[Data excerpts]
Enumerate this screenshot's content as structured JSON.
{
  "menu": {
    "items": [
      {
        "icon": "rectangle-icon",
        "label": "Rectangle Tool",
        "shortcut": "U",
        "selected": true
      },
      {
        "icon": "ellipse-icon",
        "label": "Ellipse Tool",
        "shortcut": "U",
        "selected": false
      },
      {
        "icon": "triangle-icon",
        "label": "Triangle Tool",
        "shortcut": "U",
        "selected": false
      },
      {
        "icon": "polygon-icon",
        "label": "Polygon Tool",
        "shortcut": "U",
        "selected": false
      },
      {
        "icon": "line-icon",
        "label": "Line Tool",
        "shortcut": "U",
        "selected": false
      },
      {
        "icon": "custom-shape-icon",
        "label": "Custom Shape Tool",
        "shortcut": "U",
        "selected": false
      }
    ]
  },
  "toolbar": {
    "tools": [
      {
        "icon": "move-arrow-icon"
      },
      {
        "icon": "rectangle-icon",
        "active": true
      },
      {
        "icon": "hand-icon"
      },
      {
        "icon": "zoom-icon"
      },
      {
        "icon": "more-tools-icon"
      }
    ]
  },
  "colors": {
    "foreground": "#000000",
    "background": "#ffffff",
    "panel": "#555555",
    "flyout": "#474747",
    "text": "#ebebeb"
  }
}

» Stated task
Check each line above for the word "label", and copy the lines where it appears.

» Exercise response
        "label": "Rectangle Tool",
        "label": "Ellipse Tool",
        "label": "Triangle Tool",
        "label": "Polygon Tool",
        "label": "Line Tool",
        "label": "Custom Shape Tool",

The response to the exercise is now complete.